• The request: Omitting all pictures, copy word for word the lines from the line containing "Read out every word on this page." through the final line of the entries.

Saved entries:
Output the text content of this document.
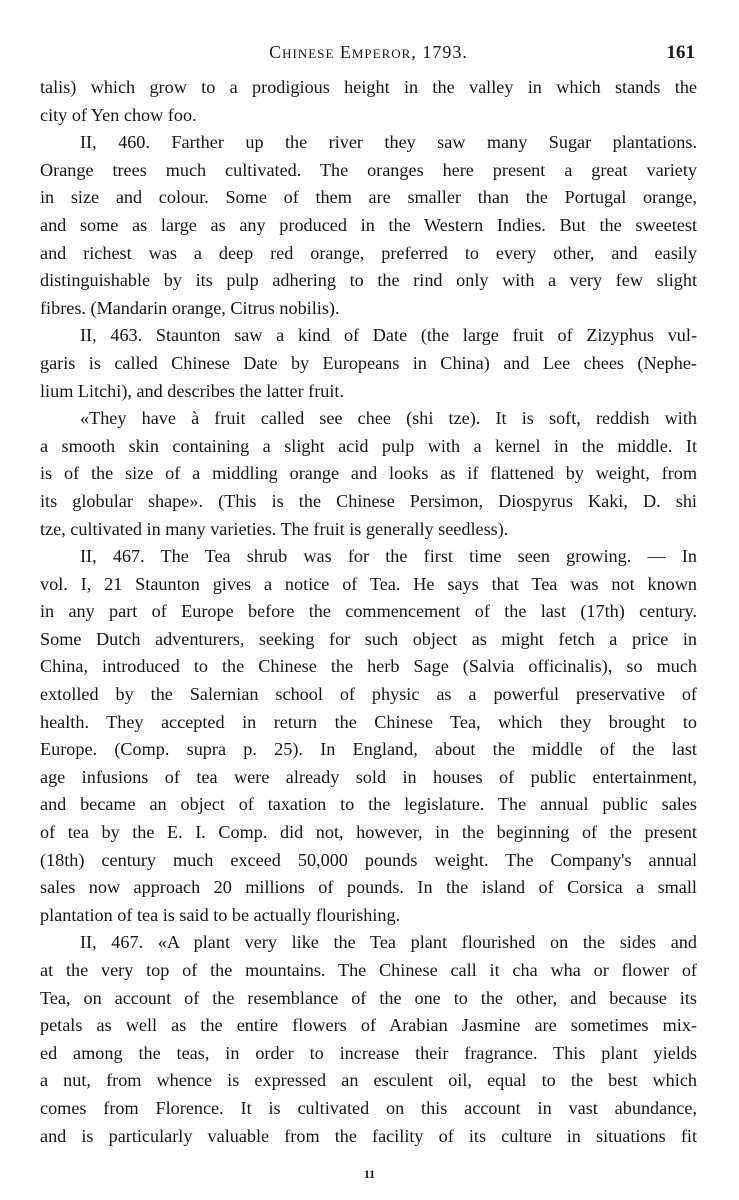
Chinese Emperor, 1793.	161
talis) which grow to a prodigious height in the valley in which stands the
city of Yen chow foo.
II, 460. Farther up the river they saw many Sugar plantations.
Orange trees much cultivated. The oranges here present a great variety
in size and colour. Some of them are smaller than the Portugal orange,
and some as large as any produced in the Western Indies. But the sweetest
and richest was a deep red orange, preferred to every other, and easily
distinguishable by its pulp adhering to the rind only with a very few slight
fibres. (Mandarin orange, Citrus nobilis).
II, 463. Staunton saw a kind of Date (the large fruit of Zizyphus vul-
garis is called Chinese Date by Europeans in China) and Lee chees (Nephe-
lium Litchi), and describes the latter fruit.
«They have à fruit called see chee (shi tze). It is soft, reddish with
a smooth skin containing a slight acid pulp with a kernel in the middle. It
is of the size of a middling orange and looks as if flattened by weight, from
its globular shape». (This is the Chinese Persimon, Diospyrus Kaki, D. shi
tze, cultivated in many varieties. The fruit is generally seedless).
II, 467. The Tea shrub was for the first time seen growing. — In
vol. I, 21 Staunton gives a notice of Tea. He says that Tea was not known
in any part of Europe before the commencement of the last (17th) century.
Some Dutch adventurers, seeking for such object as might fetch a price in
China, introduced to the Chinese the herb Sage (Salvia officinalis), so much
extolled by the Salernian school of physic as a powerful preservative of
health. They accepted in return the Chinese Tea, which they brought to
Europe. (Comp. supra p. 25). In England, about the middle of the last
age infusions of tea were already sold in houses of public entertainment,
and became an object of taxation to the legislature. The annual public sales
of tea by the E. I. Comp. did not, however, in the beginning of the present
(18th) century much exceed 50,000 pounds weight. The Company's annual
sales now approach 20 millions of pounds. In the island of Corsica a small
plantation of tea is said to be actually flourishing.
II, 467. «A plant very like the Tea plant flourished on the sides and
at the very top of the mountains. The Chinese call it cha wha or flower of
Tea, on account of the resemblance of the one to the other, and because its
petals as well as the entire flowers of Arabian Jasmine are sometimes mix-
ed among the teas, in order to increase their fragrance. This plant yields
a nut, from whence is expressed an esculent oil, equal to the best which
comes from Florence. It is cultivated on this account in vast abundance,
and is particularly valuable from the facility of its culture in situations fit
11
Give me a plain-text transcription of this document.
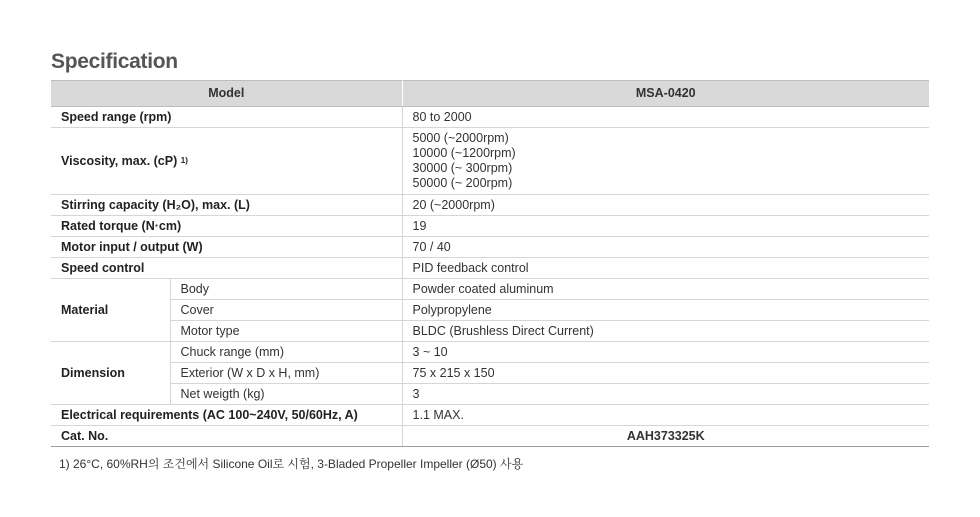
Specification
Model		MSA-0420
Speed range (rpm)		80 to 2000
Viscosity, max. (cP) $^{1)}$		5000 (~2000rpm)
10000 (~1200rpm)
30000 (~ 300rpm)
50000 (~ 200rpm)

Stirring capacity (H₂O), max. (L)		20 (~2000rpm)
Rated torque (N·cm)		19
Motor input / output (W)		70 / 40
Speed control		PID feedback control
Material	Body	Powder coated aluminum
	Cover	Polypropylene
	Motor type	BLDC (Brushless Direct Current)
Dimension	Chuck range (mm)	3 ~ 10
	Exterior (W x D x H, mm)	75 x 215 x 150
	Net weigth (kg)	3
Electrical requirements (AC 100~240V, 50/60Hz, A)		1.1 MAX.
Cat. No.		AAH373325K
1) 26°C, 60%RH의 조건에서 Silicone Oil로 시험, 3-Bladed Propeller Impeller (Ø50) 사용
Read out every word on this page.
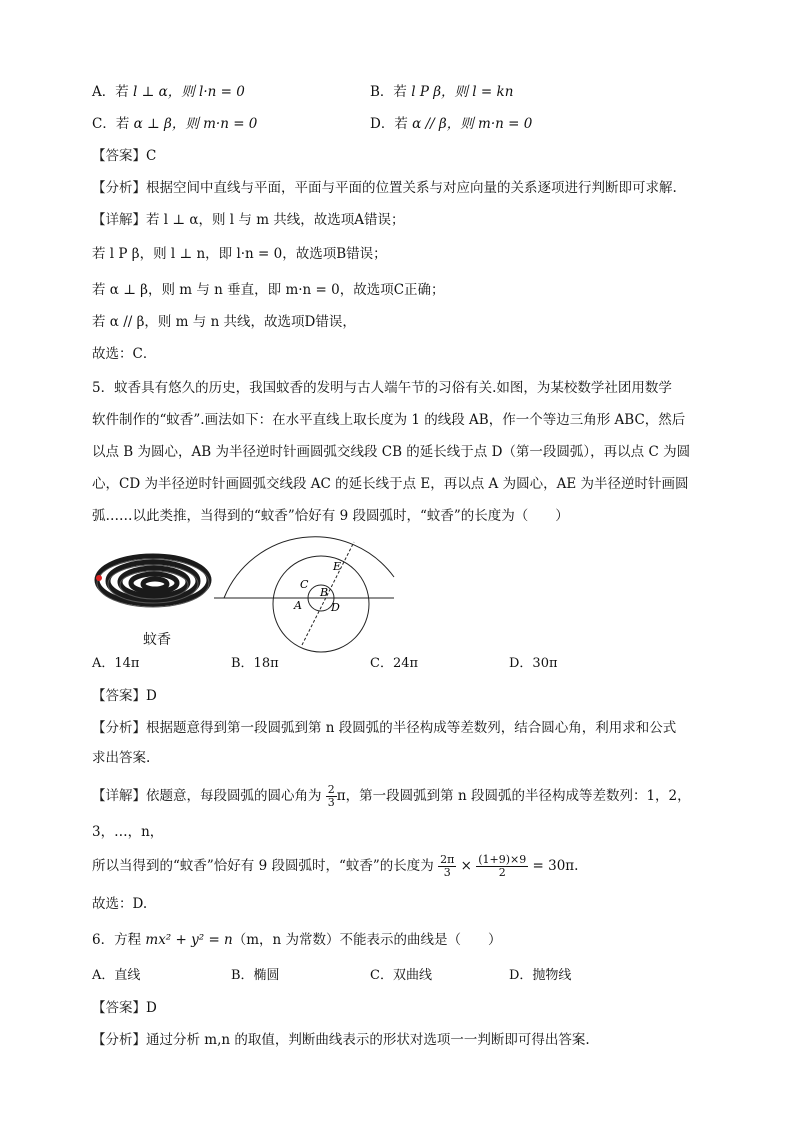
A．若 l ⊥ α，则 l·n = 0	B．若 l P β，则 l = kn
C．若 α ⊥ β，则 m·n = 0	D．若 α // β，则 m·n = 0
【答案】C
【分析】根据空间中直线与平面，平面与平面的位置关系与对应向量的关系逐项进行判断即可求解.
【详解】若 l ⊥ α，则 l 与 m 共线，故选项A错误；
若 l P β，则 l ⊥ n，即 l·n = 0，故选项B错误；
若 α ⊥ β，则 m 与 n 垂直，即 m·n = 0，故选项C正确；
若 α // β，则 m 与 n 共线，故选项D错误，
故选：C．
5．蚊香具有悠久的历史，我国蚊香的发明与古人端午节的习俗有关.如图，为某校数学社团用数学
软件制作的“蚊香”.画法如下：在水平直线上取长度为 1 的线段 AB，作一个等边三角形 ABC，然后
以点 B 为圆心，AB 为半径逆时针画圆弧交线段 CB 的延长线于点 D（第一段圆弧），再以点 C 为圆
心，CD 为半径逆时针画圆弧交线段 AC 的延长线于点 E，再以点 A 为圆心，AE 为半径逆时针画圆
弧……以此类推，当得到的“蚊香”恰好有 9 段圆弧时，“蚊香”的长度为（　　）
蚊香
E
C
B
A	D
A．14π	B．18π	C．24π	D．30π
【答案】D
【分析】根据题意得到第一段圆弧到第 n 段圆弧的半径构成等差数列，结合圆心角，利用求和公式
求出答案.
【详解】依题意，每段圆弧的圆心角为 $\frac{2}{3}$ π，第一段圆弧到第 n 段圆弧的半径构成等差数列：1，2，
3，…，n，
所以当得到的“蚊香”恰好有 9 段圆弧时，“蚊香”的长度为 $\frac{2\pi}{3} \times \frac{(1+9)\times 9}{2} = 30\pi$.
故选：D.
6．方程 mx² + y² = n（m，n 为常数）不能表示的曲线是（　　）
A．直线	B．椭圆	C．双曲线	D．抛物线
【答案】D
【分析】通过分析 m,n 的取值，判断曲线表示的形状对选项一一判断即可得出答案.
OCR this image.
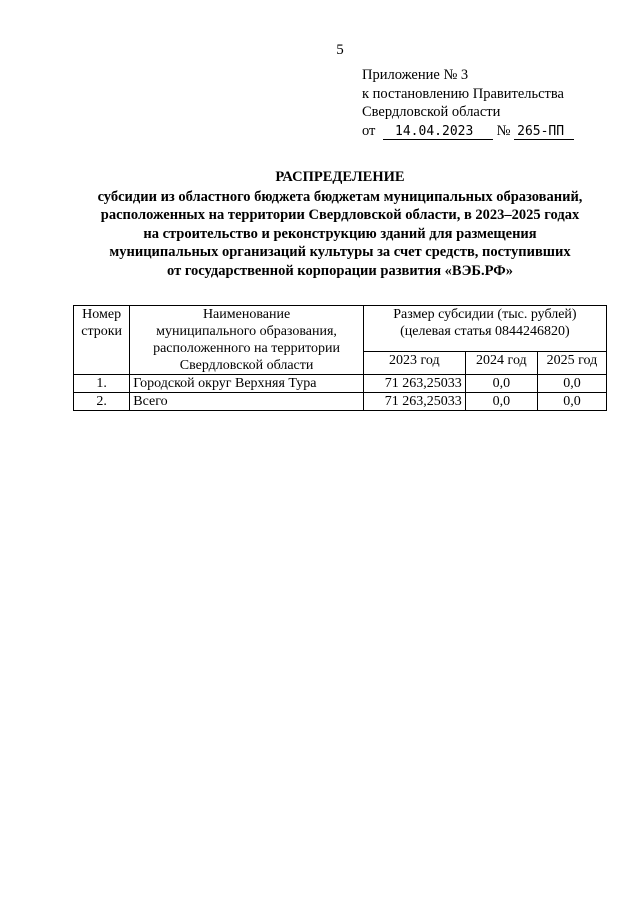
5
Приложение № 3
к постановлению Правительства
Свердловской области
от 14.04.2023 № 265-ПП
РАСПРЕДЕЛЕНИЕ
субсидии из областного бюджета бюджетам муниципальных образований,
расположенных на территории Свердловской области, в 2023–2025 годах
на строительство и реконструкцию зданий для размещения
муниципальных организаций культуры за счет средств, поступивших
от государственной корпорации развития «ВЭБ.РФ»
Номер
строки	Наименование
муниципального образования,
расположенного на территории
Свердловской области	Размер субсидии (тыс. рублей)
(целевая статья 0844246820)		

		2023 год	2024 год	2025 год
1.	Городской округ Верхняя Тура	71 263,25033	0,0	0,0
2.	Всего	71 263,25033	0,0	0,0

• Written response:
Read out every word on this page.
A．若 l ⊥ α，则 l·n = 0	B．若 l P β，则 l = kn
C．若 α ⊥ β，则 m·n = 0	D．若 α // β，则 m·n = 0
【答案】C
【分析】根据空间中直线与平面，平面与平面的位置关系与对应向量的关系逐项进行判断即可求解.
【详解】若 l ⊥ α，则 l 与 m 共线，故选项A错误；
若 l P β，则 l ⊥ n，即 l·n = 0，故选项B错误；
若 α ⊥ β，则 m 与 n 垂直，即 m·n = 0，故选项C正确；
若 α // β，则 m 与 n 共线，故选项D错误，
故选：C．
5．蚊香具有悠久的历史，我国蚊香的发明与古人端午节的习俗有关.如图，为某校数学社团用数学
软件制作的“蚊香”.画法如下：在水平直线上取长度为 1 的线段 AB，作一个等边三角形 ABC，然后
以点 B 为圆心，AB 为半径逆时针画圆弧交线段 CB 的延长线于点 D（第一段圆弧），再以点 C 为圆
心，CD 为半径逆时针画圆弧交线段 AC 的延长线于点 E，再以点 A 为圆心，AE 为半径逆时针画圆
弧……以此类推，当得到的“蚊香”恰好有 9 段圆弧时，“蚊香”的长度为（　　）
蚊香
E
C
B
A	D
A．14π	B．18π	C．24π	D．30π
【答案】D
【分析】根据题意得到第一段圆弧到第 n 段圆弧的半径构成等差数列，结合圆心角，利用求和公式
求出答案.
【详解】依题意，每段圆弧的圆心角为 $\frac{2}{3}$ π，第一段圆弧到第 n 段圆弧的半径构成等差数列：1，2，
3，…，n，
所以当得到的“蚊香”恰好有 9 段圆弧时，“蚊香”的长度为 $\frac{2\pi}{3} \times \frac{(1+9)\times 9}{2} = 30\pi$.
故选：D.
6．方程 mx² + y² = n（m，n 为常数）不能表示的曲线是（　　）
A．直线	B．椭圆	C．双曲线	D．抛物线
【答案】D
【分析】通过分析 m,n 的取值，判断曲线表示的形状对选项一一判断即可得出答案.
OCR this image.
5
Приложение № 3
к постановлению Правительства
Свердловской области
от 14.04.2023 № 265-ПП
РАСПРЕДЕЛЕНИЕ
субсидии из областного бюджета бюджетам муниципальных образований,
расположенных на территории Свердловской области, в 2023–2025 годах
на строительство и реконструкцию зданий для размещения
муниципальных организаций культуры за счет средств, поступивших
от государственной корпорации развития «ВЭБ.РФ»
Номер
строки	Наименование
муниципального образования,
расположенного на территории
Свердловской области	Размер субсидии (тыс. рублей)
(целевая статья 0844246820)		

		2023 год	2024 год	2025 год
1.	Городской округ Верхняя Тура	71 263,25033	0,0	0,0
2.	Всего	71 263,25033	0,0	0,0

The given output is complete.